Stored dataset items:
— START —

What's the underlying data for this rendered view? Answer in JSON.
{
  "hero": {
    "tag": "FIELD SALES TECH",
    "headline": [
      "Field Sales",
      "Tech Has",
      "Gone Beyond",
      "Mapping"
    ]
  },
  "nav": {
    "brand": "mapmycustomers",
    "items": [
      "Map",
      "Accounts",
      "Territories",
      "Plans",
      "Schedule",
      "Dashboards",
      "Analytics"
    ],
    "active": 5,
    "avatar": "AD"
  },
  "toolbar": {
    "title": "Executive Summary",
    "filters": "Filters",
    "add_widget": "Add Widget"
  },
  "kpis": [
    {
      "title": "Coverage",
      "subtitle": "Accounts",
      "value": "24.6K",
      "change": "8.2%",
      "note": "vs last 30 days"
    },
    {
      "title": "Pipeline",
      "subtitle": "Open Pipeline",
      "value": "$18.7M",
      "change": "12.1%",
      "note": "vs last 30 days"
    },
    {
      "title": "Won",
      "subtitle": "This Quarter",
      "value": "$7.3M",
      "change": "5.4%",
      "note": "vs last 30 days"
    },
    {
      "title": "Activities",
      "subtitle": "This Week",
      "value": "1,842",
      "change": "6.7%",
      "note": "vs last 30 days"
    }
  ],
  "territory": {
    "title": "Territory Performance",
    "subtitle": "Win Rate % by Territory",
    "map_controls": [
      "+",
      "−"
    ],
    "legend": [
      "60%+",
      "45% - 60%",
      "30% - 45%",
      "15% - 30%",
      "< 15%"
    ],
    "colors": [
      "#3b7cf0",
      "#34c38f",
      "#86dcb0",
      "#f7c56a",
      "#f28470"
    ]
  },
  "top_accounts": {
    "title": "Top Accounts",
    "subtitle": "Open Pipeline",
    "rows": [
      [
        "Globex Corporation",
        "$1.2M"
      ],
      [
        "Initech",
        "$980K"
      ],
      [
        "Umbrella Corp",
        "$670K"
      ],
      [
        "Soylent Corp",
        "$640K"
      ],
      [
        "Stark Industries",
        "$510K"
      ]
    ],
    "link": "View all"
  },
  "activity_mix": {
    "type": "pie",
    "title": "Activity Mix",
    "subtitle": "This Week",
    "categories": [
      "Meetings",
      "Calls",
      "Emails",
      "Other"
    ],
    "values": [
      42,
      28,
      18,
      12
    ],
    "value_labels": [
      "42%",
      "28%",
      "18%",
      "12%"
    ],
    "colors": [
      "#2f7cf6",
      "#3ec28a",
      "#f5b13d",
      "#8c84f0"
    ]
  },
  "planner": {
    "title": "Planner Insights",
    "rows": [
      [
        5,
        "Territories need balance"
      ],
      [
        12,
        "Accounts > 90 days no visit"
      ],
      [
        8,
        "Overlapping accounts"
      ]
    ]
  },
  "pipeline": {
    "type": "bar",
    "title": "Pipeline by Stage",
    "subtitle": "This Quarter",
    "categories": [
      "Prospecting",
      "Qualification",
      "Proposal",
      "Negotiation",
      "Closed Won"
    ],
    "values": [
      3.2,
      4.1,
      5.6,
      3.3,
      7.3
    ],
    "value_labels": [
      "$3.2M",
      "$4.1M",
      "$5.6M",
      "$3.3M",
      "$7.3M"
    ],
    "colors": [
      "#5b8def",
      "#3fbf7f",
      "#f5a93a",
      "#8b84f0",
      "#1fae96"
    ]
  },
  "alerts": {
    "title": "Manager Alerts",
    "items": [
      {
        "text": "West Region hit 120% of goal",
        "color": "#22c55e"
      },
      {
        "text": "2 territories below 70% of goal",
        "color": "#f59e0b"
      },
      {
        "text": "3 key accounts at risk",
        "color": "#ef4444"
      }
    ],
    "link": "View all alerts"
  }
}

— END —

PROBLEM STATEMENT: Tally the lines in the listing that hold "Week" and report the number alone.

FINISHED TASK: 2